● **ROWS**
:::::

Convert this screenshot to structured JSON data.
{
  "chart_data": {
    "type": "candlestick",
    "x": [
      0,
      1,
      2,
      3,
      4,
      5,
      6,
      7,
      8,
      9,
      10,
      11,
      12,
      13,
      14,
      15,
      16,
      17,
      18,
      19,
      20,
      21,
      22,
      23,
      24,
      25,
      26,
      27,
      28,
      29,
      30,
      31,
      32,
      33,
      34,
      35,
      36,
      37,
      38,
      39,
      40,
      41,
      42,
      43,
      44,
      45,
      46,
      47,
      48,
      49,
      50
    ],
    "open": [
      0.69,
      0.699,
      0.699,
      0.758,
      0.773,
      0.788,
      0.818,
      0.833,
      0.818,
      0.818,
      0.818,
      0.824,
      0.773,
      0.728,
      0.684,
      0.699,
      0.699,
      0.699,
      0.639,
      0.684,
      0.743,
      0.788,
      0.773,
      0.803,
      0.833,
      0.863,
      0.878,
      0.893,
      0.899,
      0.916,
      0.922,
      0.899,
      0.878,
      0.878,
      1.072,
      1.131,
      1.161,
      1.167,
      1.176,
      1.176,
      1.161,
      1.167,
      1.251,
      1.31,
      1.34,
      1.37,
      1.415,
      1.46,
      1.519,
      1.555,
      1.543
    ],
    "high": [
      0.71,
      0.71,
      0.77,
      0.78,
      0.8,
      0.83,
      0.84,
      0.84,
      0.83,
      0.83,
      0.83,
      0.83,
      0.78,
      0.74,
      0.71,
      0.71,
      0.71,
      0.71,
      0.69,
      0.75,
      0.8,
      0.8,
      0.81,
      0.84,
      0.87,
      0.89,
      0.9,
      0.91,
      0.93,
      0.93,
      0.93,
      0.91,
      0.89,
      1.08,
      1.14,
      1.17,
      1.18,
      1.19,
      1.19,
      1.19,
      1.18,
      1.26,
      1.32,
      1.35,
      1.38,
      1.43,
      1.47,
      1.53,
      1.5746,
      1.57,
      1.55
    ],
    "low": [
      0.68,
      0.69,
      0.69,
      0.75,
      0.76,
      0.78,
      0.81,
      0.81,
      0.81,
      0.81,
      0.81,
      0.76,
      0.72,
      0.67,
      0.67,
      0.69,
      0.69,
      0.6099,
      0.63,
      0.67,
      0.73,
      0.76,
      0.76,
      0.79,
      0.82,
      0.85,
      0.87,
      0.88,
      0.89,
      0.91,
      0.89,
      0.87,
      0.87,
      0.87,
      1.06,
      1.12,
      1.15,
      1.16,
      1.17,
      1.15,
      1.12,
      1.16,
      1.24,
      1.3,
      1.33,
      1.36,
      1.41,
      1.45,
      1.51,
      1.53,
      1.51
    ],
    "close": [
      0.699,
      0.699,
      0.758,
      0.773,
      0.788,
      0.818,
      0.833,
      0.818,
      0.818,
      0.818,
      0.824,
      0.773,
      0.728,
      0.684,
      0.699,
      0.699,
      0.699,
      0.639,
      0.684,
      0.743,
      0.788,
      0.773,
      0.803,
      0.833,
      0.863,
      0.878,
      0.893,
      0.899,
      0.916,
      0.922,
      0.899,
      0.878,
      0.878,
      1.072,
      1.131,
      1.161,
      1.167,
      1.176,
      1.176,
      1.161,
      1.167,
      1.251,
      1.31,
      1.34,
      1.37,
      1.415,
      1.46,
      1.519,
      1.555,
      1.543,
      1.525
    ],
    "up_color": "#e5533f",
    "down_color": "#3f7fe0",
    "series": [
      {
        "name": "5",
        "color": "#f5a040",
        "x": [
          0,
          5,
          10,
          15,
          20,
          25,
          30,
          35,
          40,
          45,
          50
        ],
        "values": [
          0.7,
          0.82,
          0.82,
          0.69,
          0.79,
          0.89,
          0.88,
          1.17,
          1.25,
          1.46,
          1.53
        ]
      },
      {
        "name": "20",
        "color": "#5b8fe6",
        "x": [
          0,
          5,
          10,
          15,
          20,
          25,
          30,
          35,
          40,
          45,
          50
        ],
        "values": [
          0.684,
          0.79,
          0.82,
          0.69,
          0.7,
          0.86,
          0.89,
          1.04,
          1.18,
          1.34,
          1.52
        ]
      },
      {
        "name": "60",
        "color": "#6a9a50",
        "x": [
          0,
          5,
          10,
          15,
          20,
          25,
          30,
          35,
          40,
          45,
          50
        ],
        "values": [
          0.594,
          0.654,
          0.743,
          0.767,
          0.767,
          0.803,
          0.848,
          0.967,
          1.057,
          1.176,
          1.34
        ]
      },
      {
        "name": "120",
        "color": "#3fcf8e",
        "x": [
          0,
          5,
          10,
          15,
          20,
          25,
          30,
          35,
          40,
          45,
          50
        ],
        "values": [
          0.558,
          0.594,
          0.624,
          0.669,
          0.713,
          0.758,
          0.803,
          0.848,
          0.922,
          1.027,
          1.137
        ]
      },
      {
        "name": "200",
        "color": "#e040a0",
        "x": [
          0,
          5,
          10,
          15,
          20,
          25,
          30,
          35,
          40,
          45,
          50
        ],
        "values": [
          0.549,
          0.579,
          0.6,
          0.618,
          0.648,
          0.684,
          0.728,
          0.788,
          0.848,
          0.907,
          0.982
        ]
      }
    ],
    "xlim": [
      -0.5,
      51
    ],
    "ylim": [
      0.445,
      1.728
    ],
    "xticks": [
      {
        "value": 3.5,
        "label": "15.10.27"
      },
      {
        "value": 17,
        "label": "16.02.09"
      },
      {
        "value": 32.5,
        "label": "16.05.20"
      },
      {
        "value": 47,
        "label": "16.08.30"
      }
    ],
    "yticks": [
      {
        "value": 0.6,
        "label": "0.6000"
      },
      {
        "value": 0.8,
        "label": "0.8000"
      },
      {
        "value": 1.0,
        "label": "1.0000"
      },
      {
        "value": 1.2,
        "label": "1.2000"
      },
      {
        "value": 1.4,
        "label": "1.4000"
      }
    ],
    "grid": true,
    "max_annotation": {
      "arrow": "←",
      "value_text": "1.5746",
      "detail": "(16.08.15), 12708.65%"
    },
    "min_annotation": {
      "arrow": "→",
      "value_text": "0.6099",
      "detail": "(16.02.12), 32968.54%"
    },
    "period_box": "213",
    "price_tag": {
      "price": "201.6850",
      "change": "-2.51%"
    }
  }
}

:::::

Take every line from the records above that has the word "detail" and copy it.

      "detail": "(16.08.15), 12708.65%"
      "detail": "(16.02.12), 32968.54%"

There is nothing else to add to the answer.